Write out the whole listing, matching it exactly.

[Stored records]
:::

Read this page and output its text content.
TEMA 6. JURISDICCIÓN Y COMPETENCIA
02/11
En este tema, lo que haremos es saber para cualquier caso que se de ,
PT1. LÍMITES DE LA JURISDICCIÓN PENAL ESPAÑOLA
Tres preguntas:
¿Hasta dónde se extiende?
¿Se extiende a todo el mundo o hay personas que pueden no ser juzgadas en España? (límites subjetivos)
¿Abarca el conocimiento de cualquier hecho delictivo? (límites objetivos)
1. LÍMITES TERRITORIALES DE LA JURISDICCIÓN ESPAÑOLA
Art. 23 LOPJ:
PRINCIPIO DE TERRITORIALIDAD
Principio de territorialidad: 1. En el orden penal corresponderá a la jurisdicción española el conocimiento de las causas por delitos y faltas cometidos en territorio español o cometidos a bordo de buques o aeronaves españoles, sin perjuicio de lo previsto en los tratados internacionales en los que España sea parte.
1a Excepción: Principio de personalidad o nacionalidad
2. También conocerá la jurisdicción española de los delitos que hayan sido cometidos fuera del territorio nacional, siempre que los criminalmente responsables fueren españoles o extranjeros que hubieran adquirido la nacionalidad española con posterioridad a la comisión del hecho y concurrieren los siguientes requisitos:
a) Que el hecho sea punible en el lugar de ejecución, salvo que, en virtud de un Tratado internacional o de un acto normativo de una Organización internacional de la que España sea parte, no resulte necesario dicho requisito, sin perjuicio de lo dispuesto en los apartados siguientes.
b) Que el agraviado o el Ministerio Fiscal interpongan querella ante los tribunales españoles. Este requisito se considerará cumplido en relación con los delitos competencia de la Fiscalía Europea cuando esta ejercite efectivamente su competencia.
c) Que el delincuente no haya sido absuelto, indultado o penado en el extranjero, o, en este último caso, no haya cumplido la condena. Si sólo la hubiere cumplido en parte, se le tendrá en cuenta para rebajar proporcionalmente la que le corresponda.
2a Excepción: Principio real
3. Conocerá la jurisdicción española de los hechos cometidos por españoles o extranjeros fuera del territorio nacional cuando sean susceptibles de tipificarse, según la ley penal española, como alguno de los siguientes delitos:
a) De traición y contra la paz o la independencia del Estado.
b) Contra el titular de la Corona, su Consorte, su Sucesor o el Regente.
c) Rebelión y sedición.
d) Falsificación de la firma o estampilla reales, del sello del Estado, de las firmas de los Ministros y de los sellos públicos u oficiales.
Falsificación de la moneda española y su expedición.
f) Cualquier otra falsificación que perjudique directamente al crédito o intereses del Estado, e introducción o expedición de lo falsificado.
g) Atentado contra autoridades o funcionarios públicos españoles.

:::

• RESULT FOR THIS TASK:
Read this page and output its text content.
TEMA 6. JURISDICCIÓN Y COMPETENCIA
02/11
En este tema, lo que haremos es saber para cualquier caso que se de ,
PT1. LÍMITES DE LA JURISDICCIÓN PENAL ESPAÑOLA
Tres preguntas:
¿Hasta dónde se extiende?
¿Se extiende a todo el mundo o hay personas que pueden no ser juzgadas en España? (límites subjetivos)
¿Abarca el conocimiento de cualquier hecho delictivo? (límites objetivos)
1. LÍMITES TERRITORIALES DE LA JURISDICCIÓN ESPAÑOLA
Art. 23 LOPJ:
PRINCIPIO DE TERRITORIALIDAD
Principio de territorialidad: 1. En el orden penal corresponderá a la jurisdicción española el conocimiento de las causas por delitos y faltas cometidos en territorio español o cometidos a bordo de buques o aeronaves españoles, sin perjuicio de lo previsto en los tratados internacionales en los que España sea parte.
1a Excepción: Principio de personalidad o nacionalidad
2. También conocerá la jurisdicción española de los delitos que hayan sido cometidos fuera del territorio nacional, siempre que los criminalmente responsables fueren españoles o extranjeros que hubieran adquirido la nacionalidad española con posterioridad a la comisión del hecho y concurrieren los siguientes requisitos:
a) Que el hecho sea punible en el lugar de ejecución, salvo que, en virtud de un Tratado internacional o de un acto normativo de una Organización internacional de la que España sea parte, no resulte necesario dicho requisito, sin perjuicio de lo dispuesto en los apartados siguientes.
b) Que el agraviado o el Ministerio Fiscal interpongan querella ante los tribunales españoles. Este requisito se considerará cumplido en relación con los delitos competencia de la Fiscalía Europea cuando esta ejercite efectivamente su competencia.
c) Que el delincuente no haya sido absuelto, indultado o penado en el extranjero, o, en este último caso, no haya cumplido la condena. Si sólo la hubiere cumplido en parte, se le tendrá en cuenta para rebajar proporcionalmente la que le corresponda.
2a Excepción: Principio real
3. Conocerá la jurisdicción española de los hechos cometidos por españoles o extranjeros fuera del territorio nacional cuando sean susceptibles de tipificarse, según la ley penal española, como alguno de los siguientes delitos:
a) De traición y contra la paz o la independencia del Estado.
b) Contra el titular de la Corona, su Consorte, su Sucesor o el Regente.
c) Rebelión y sedición.
d) Falsificación de la firma o estampilla reales, del sello del Estado, de las firmas de los Ministros y de los sellos públicos u oficiales.
Falsificación de la moneda española y su expedición.
f) Cualquier otra falsificación que perjudique directamente al crédito o intereses del Estado, e introducción o expedición de lo falsificado.
g) Atentado contra autoridades o funcionarios públicos españoles.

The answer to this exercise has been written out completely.